### GIVEN DATA
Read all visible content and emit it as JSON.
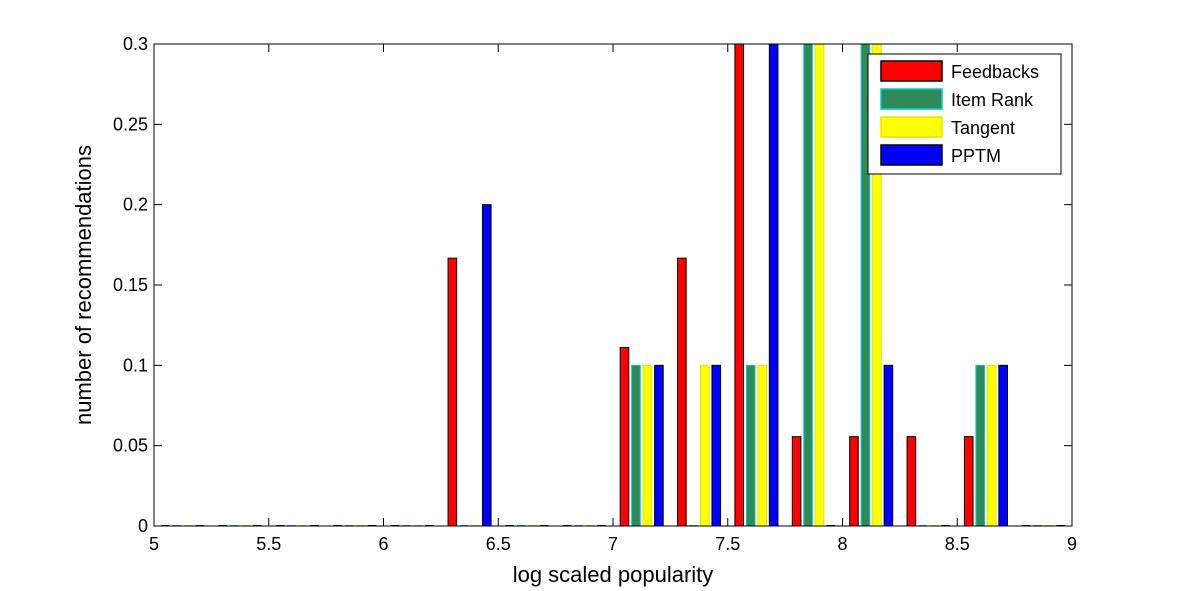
{
  "chart_data": {
    "type": "bar",
    "title": "",
    "xlabel": "log scaled popularity",
    "ylabel": "number of recommendations",
    "xlim": [
      5,
      9
    ],
    "ylim": [
      0,
      0.3
    ],
    "x_ticks": [
      "5",
      "5.5",
      "6",
      "6.5",
      "7",
      "7.5",
      "8",
      "8.5",
      "9"
    ],
    "y_ticks": [
      "0",
      "0.05",
      "0.1",
      "0.15",
      "0.2",
      "0.25",
      "0.3"
    ],
    "bin_width": 0.25,
    "grid": false,
    "legend_position": "top-right",
    "categories": [
      5.125,
      5.375,
      5.625,
      5.875,
      6.125,
      6.375,
      6.625,
      6.875,
      7.125,
      7.375,
      7.625,
      7.875,
      8.125,
      8.375,
      8.625,
      8.875
    ],
    "series": [
      {
        "name": "Feedbacks",
        "color": "#ff0000",
        "edge": "#000000",
        "values": [
          0,
          0,
          0,
          0,
          0,
          0.1667,
          0,
          0,
          0.1111,
          0.1667,
          0.3,
          0.0556,
          0.0556,
          0.0556,
          0.0556,
          0
        ]
      },
      {
        "name": "Item Rank",
        "color": "#2e8b57",
        "edge": "#00cccc",
        "values": [
          0,
          0,
          0,
          0,
          0,
          0,
          0,
          0,
          0.1,
          0,
          0.1,
          0.3,
          0.3,
          0,
          0.1,
          0
        ]
      },
      {
        "name": "Tangent",
        "color": "#ffff00",
        "edge": "#e6e600",
        "values": [
          0,
          0,
          0,
          0,
          0,
          0,
          0,
          0,
          0.1,
          0.1,
          0.1,
          0.3,
          0.3,
          0,
          0.1,
          0
        ]
      },
      {
        "name": "PPTM",
        "color": "#0000ff",
        "edge": "#000000",
        "values": [
          0,
          0,
          0,
          0,
          0,
          0.2,
          0,
          0,
          0.1,
          0.1,
          0.3,
          0,
          0.1,
          0,
          0.1,
          0
        ]
      }
    ]
  }
}
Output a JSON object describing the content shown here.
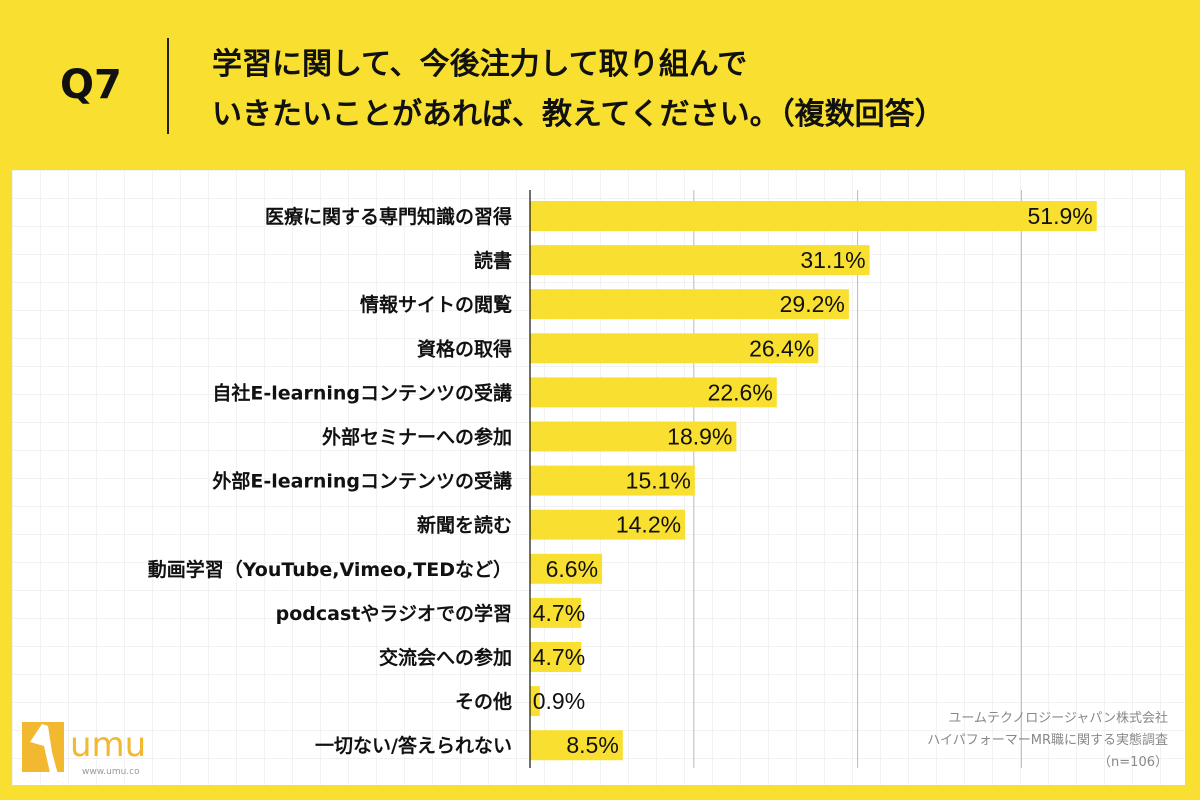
{
  "header": {
    "question": "Q7",
    "title": "学習に関して、今後注力して取り組んで\nいきたいことがあれば、教えてください。（複数回答）"
  },
  "source": {
    "line1": "ユームテクノロジージャパン株式会社",
    "line2": "ハイパフォーマーMR職に関する実態調査",
    "line3": "（n=106）"
  },
  "logo": {
    "name": "umu",
    "url": "www.umu.co"
  },
  "colors": {
    "bar": "#f9e030",
    "background": "#f9e030"
  },
  "chart_data": {
    "type": "bar",
    "orientation": "horizontal",
    "xlim": [
      0,
      60
    ],
    "gridlines": [
      15,
      30,
      45
    ],
    "grid": true,
    "categories": [
      "医療に関する専門知識の習得",
      "読書",
      "情報サイトの閲覧",
      "資格の取得",
      "自社E-learningコンテンツの受講",
      "外部セミナーへの参加",
      "外部E-learningコンテンツの受講",
      "新聞を読む",
      "動画学習（YouTube,Vimeo,TEDなど）",
      "podcastやラジオでの学習",
      "交流会への参加",
      "その他",
      "一切ない/答えられない"
    ],
    "values": [
      51.9,
      31.1,
      29.2,
      26.4,
      22.6,
      18.9,
      15.1,
      14.2,
      6.6,
      4.7,
      4.7,
      0.9,
      8.5
    ],
    "labels": [
      "51.9%",
      "31.1%",
      "29.2%",
      "26.4%",
      "22.6%",
      "18.9%",
      "15.1%",
      "14.2%",
      "6.6%",
      "4.7%",
      "4.7%",
      "0.9%",
      "8.5%"
    ]
  }
}
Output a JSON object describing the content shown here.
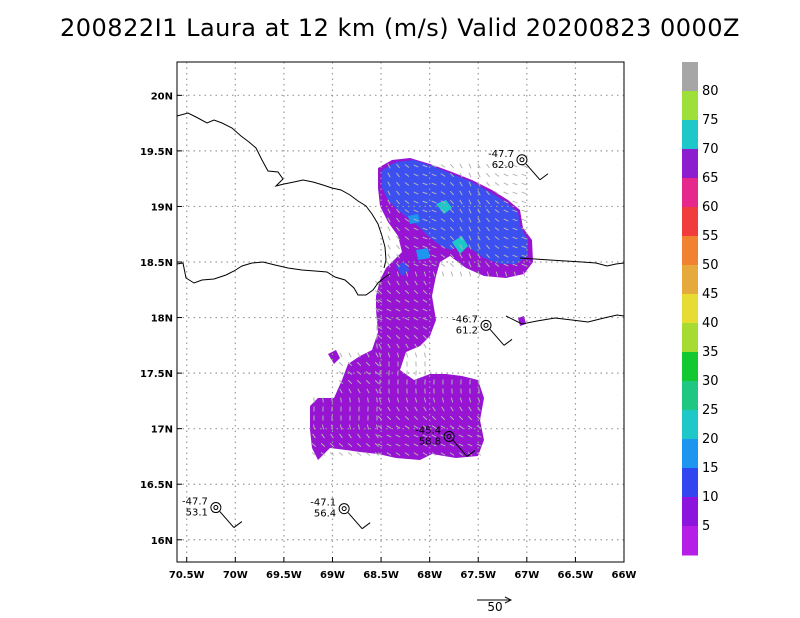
{
  "title": "200822I1 Laura at 12 km (m/s) Valid 20200823 0000Z",
  "map": {
    "lon_range": [
      -70.6,
      -66.0
    ],
    "lat_range": [
      15.8,
      20.3
    ],
    "lon_ticks": [
      {
        "value": -70.5,
        "label": "70.5W"
      },
      {
        "value": -70.0,
        "label": "70W"
      },
      {
        "value": -69.5,
        "label": "69.5W"
      },
      {
        "value": -69.0,
        "label": "69W"
      },
      {
        "value": -68.5,
        "label": "68.5W"
      },
      {
        "value": -68.0,
        "label": "68W"
      },
      {
        "value": -67.5,
        "label": "67.5W"
      },
      {
        "value": -67.0,
        "label": "67W"
      },
      {
        "value": -66.5,
        "label": "66.5W"
      },
      {
        "value": -66.0,
        "label": "66W"
      }
    ],
    "lat_ticks": [
      {
        "value": 20.0,
        "label": "20N"
      },
      {
        "value": 19.5,
        "label": "19.5N"
      },
      {
        "value": 19.0,
        "label": "19N"
      },
      {
        "value": 18.5,
        "label": "18.5N"
      },
      {
        "value": 18.0,
        "label": "18N"
      },
      {
        "value": 17.5,
        "label": "17.5N"
      },
      {
        "value": 17.0,
        "label": "17N"
      },
      {
        "value": 16.5,
        "label": "16.5N"
      },
      {
        "value": 16.0,
        "label": "16N"
      }
    ],
    "gridlines": true,
    "stations": [
      {
        "lon": -67.05,
        "lat": 19.42,
        "temp": "-47.7",
        "height": "62.0"
      },
      {
        "lon": -67.42,
        "lat": 17.93,
        "temp": "-46.7",
        "height": "61.2"
      },
      {
        "lon": -67.8,
        "lat": 16.93,
        "temp": "-45.4",
        "height": "58.8"
      },
      {
        "lon": -70.2,
        "lat": 16.29,
        "temp": "-47.7",
        "height": "53.1"
      },
      {
        "lon": -68.88,
        "lat": 16.28,
        "temp": "-47.1",
        "height": "56.4"
      }
    ]
  },
  "colorbar": {
    "labels": [
      "80",
      "75",
      "70",
      "65",
      "60",
      "55",
      "50",
      "45",
      "40",
      "35",
      "30",
      "25",
      "20",
      "15",
      "10",
      "5"
    ],
    "colors": [
      "#a6a6a6",
      "#9ee03a",
      "#1ec8c8",
      "#8c1ed0",
      "#e6288c",
      "#f03c3c",
      "#f08232",
      "#e6aa3c",
      "#e6dc32",
      "#a6dc32",
      "#14c832",
      "#1ec882",
      "#1ec8c8",
      "#1e96f0",
      "#3246f0",
      "#8c14dc",
      "#b41ee6"
    ]
  },
  "vector_scale": {
    "label": "50"
  },
  "legend_colors": {
    "land": "#000000",
    "grid": "#9a9a9a",
    "dominant_wind": "#9614d2",
    "strong_wind": "#3c50f0",
    "arrows": "#b4b4b4"
  }
}
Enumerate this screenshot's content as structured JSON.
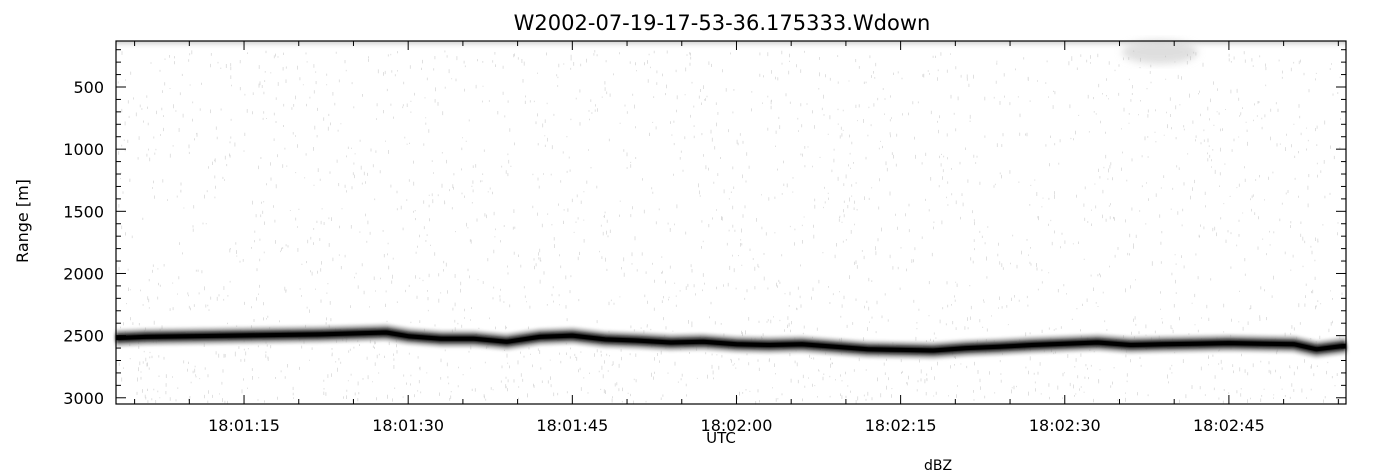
{
  "chart_data": {
    "type": "heatmap",
    "title": "W2002-07-19-17-53-36.175333.Wdown",
    "xlabel": "UTC",
    "ylabel": "Range [m]",
    "footer_label": "dBZ",
    "x_tick_labels": [
      "18:01:15",
      "18:01:30",
      "18:01:45",
      "18:02:00",
      "18:02:15",
      "18:02:30",
      "18:02:45"
    ],
    "x_ticks_seconds_after_1800": [
      75,
      90,
      105,
      120,
      135,
      150,
      165
    ],
    "xlim_seconds_after_1800": [
      63.3,
      175.7
    ],
    "y_tick_labels": [
      "500",
      "1000",
      "1500",
      "2000",
      "2500",
      "3000"
    ],
    "y_ticks": [
      500,
      1000,
      1500,
      2000,
      2500,
      3000
    ],
    "ylim": [
      3050,
      130
    ],
    "y_inverted": true,
    "colormap": "grayscale",
    "grid": false,
    "ground_return_range_m": {
      "x_seconds_after_1800": [
        63.3,
        66,
        70,
        74,
        78,
        82,
        86,
        88,
        90,
        93,
        96,
        99,
        102,
        105,
        108,
        111,
        114,
        117,
        120,
        123,
        126,
        129,
        132,
        135,
        138,
        141,
        144,
        147,
        150,
        153,
        156,
        159,
        162,
        165,
        168,
        171,
        173,
        175.7
      ],
      "values": [
        2520,
        2510,
        2505,
        2500,
        2495,
        2490,
        2480,
        2475,
        2505,
        2525,
        2525,
        2550,
        2510,
        2500,
        2530,
        2540,
        2555,
        2550,
        2570,
        2575,
        2570,
        2590,
        2610,
        2615,
        2620,
        2600,
        2590,
        2575,
        2565,
        2555,
        2575,
        2570,
        2565,
        2560,
        2565,
        2570,
        2610,
        2580
      ]
    }
  }
}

### WRITTEN EXERCISE
Report only the number of lines that hold the string "JSON" in this listing.

### TASK SOLUTION
4